== Direction ==
Exactly repeat the material, dropping only the pictures.

== The input ==

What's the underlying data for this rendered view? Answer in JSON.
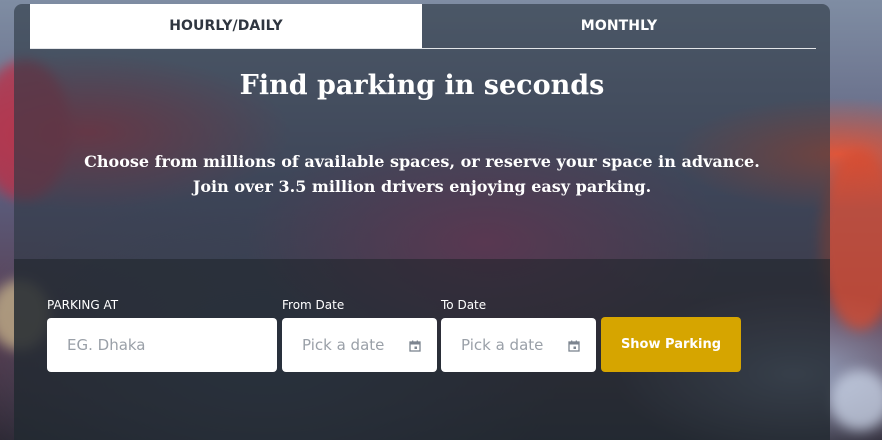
{
  "tabs": [
    {
      "label": "HOURLY/DAILY",
      "active": true
    },
    {
      "label": "MONTHLY",
      "active": false
    }
  ],
  "hero": {
    "title": "Find parking in seconds",
    "subtitle_line1": "Choose from millions of available spaces, or reserve your space in advance.",
    "subtitle_line2": "Join over 3.5 million drivers enjoying easy parking."
  },
  "form": {
    "parking_at_label": "PARKING AT",
    "parking_at_placeholder": "EG. Dhaka",
    "from_date_label": "From Date",
    "from_date_placeholder": "Pick a date",
    "to_date_label": "To Date",
    "to_date_placeholder": "Pick a date",
    "submit_label": "Show Parking"
  },
  "colors": {
    "accent": "#d6a500",
    "panel": "#2c3742",
    "active_tab": "#ffffff"
  }
}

== Reply ==
What's the underlying data for this rendered view? Answer in JSON.
{
  "tabs": [
    {
      "label": "HOURLY/DAILY",
      "active": true
    },
    {
      "label": "MONTHLY",
      "active": false
    }
  ],
  "hero": {
    "title": "Find parking in seconds",
    "subtitle_line1": "Choose from millions of available spaces, or reserve your space in advance.",
    "subtitle_line2": "Join over 3.5 million drivers enjoying easy parking."
  },
  "form": {
    "parking_at_label": "PARKING AT",
    "parking_at_placeholder": "EG. Dhaka",
    "from_date_label": "From Date",
    "from_date_placeholder": "Pick a date",
    "to_date_label": "To Date",
    "to_date_placeholder": "Pick a date",
    "submit_label": "Show Parking"
  },
  "colors": {
    "accent": "#d6a500",
    "panel": "#2c3742",
    "active_tab": "#ffffff"
  }
}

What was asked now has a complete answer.